■ **Exercise requirements**: Quote word for word from the line holding "What does this" to the last line below, including both, and omit any pictures.

■ **Record set**:
********************
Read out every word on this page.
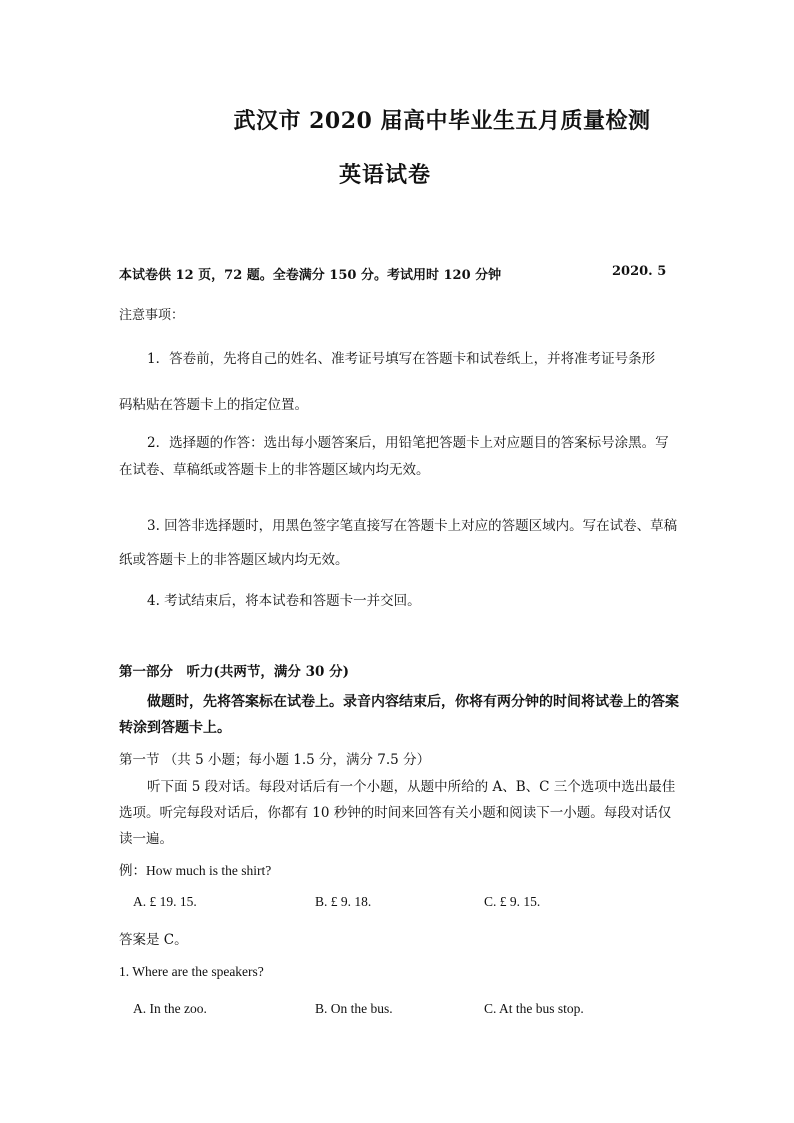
武汉市 2020 届高中毕业生五月质量检测
英语试卷
本试卷供 12 页，72 题。全卷满分 150 分。考试用时 120 分钟	2020. 5
注意事项：
1．答卷前，先将自己的姓名、准考证号填写在答题卡和试卷纸上，并将准考证号条形
码粘贴在答题卡上的指定位置。
2．选择题的作答：选出每小题答案后，用铅笔把答题卡上对应题目的答案标号涂黑。写在试卷、草稿纸或答题卡上的非答题区域内均无效。
3. 回答非选择题时，用黑色签字笔直接写在答题卡上对应的答题区域内。写在试卷、草稿纸或答题卡上的非答题区域内均无效。
4. 考试结束后，将本试卷和答题卡一并交回。
第一部分　听力(共两节，满分 30 分)
做题时，先将答案标在试卷上。录音内容结束后，你将有两分钟的时间将试卷上的答案转涂到答题卡上。
第一节 （共 5 小题；每小题 1.5 分，满分 7.5 分）
听下面 5 段对话。每段对话后有一个小题，从题中所给的 A、B、C 三个选项中选出最佳选项。听完每段对话后，你都有 10 秒钟的时间来回答有关小题和阅读下一小题。每段对话仅读一遍。
例：How much is the shirt?
A. £ 19. 15.	B. £ 9. 18.	C. £ 9. 15.
答案是 C。
1. Where are the speakers?
A. In the zoo.	B. On the bus.	C. At the bus stop.
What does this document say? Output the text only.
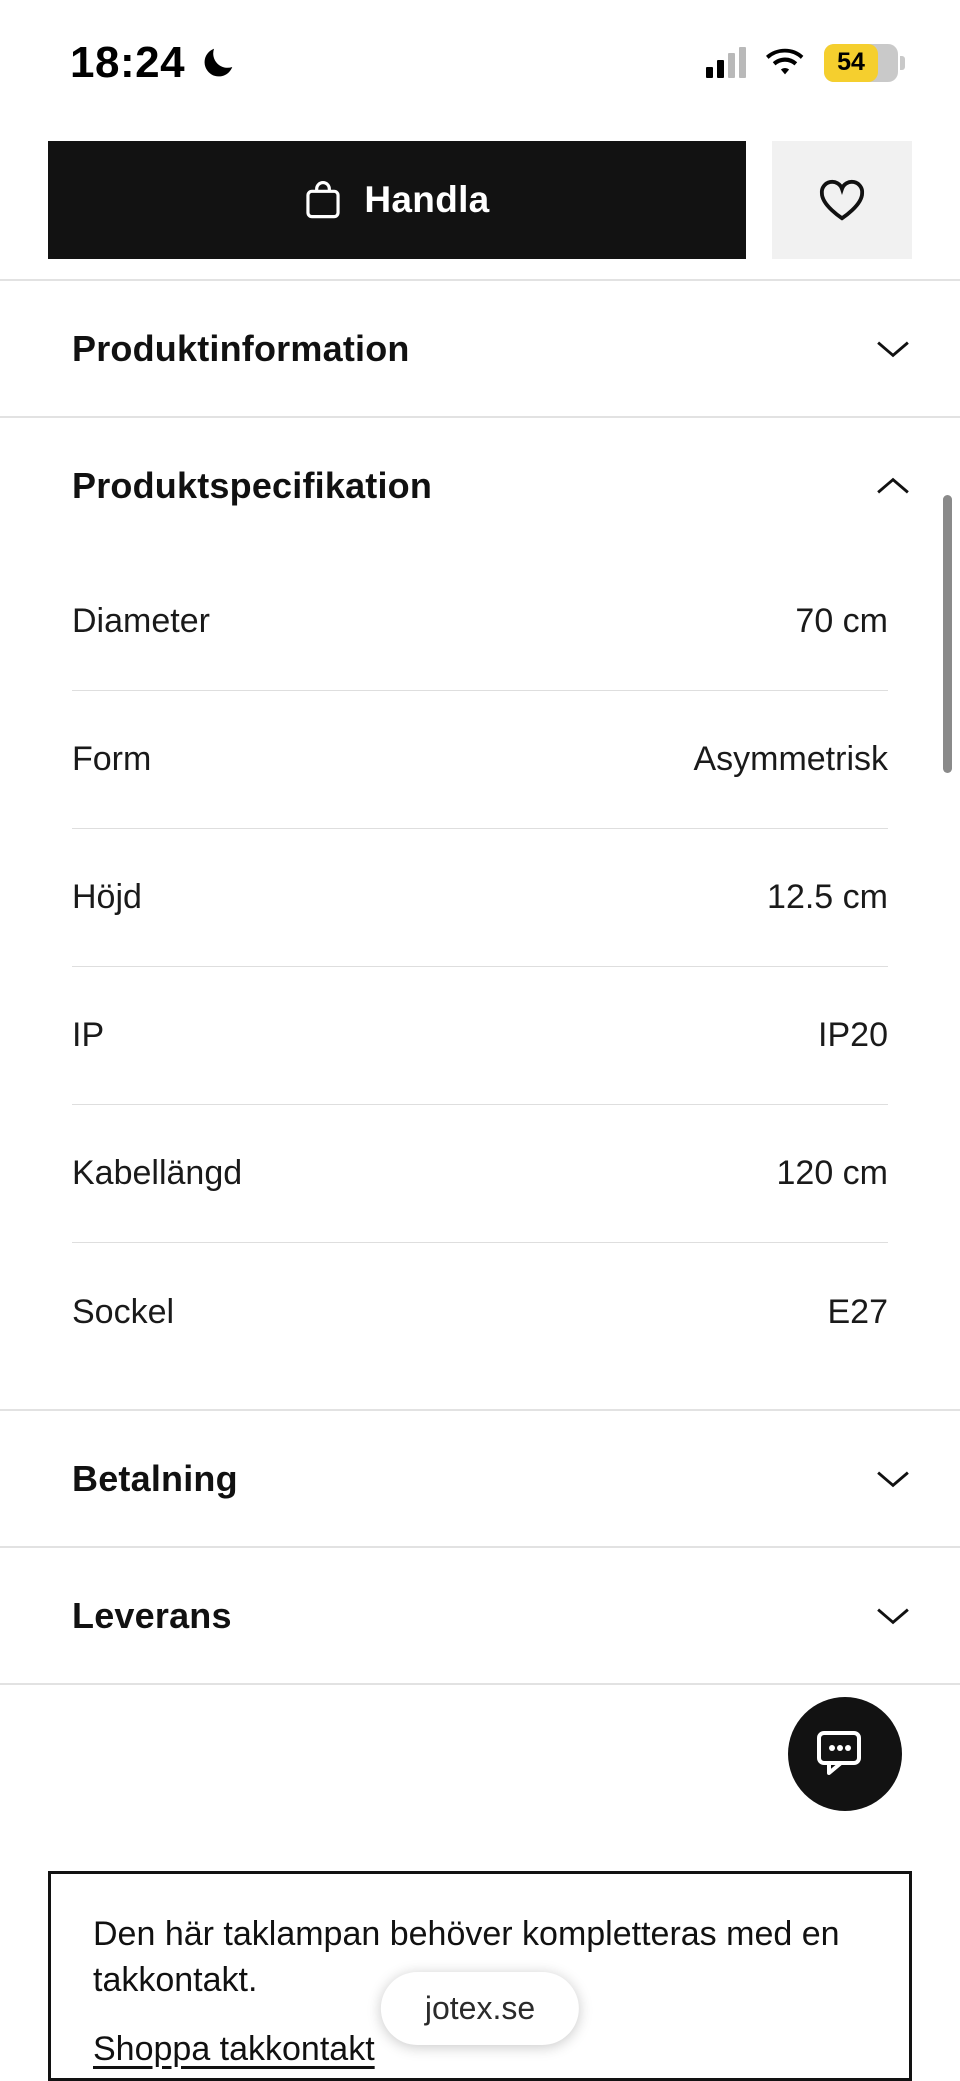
18:24	54
Handla
Produktinformation
Produktspecifikation
Diameter	70 cm
Form	Asymmetrisk
Höjd	12.5 cm
IP	IP20
Kabellängd	120 cm
Sockel	E27
Betalning
Leverans
Den här taklampan behöver kompletteras med en takkontakt.
Shoppa takkontakt
jotex.se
********************
■ **Result of this task**:
What does this document say? Output the text only.
18:24	54
Handla
Produktinformation
Produktspecifikation
Diameter	70 cm
Form	Asymmetrisk
Höjd	12.5 cm
IP	IP20
Kabellängd	120 cm
Sockel	E27
Betalning
Leverans
Den här taklampan behöver kompletteras med en takkontakt.
Shoppa takkontakt
jotex.se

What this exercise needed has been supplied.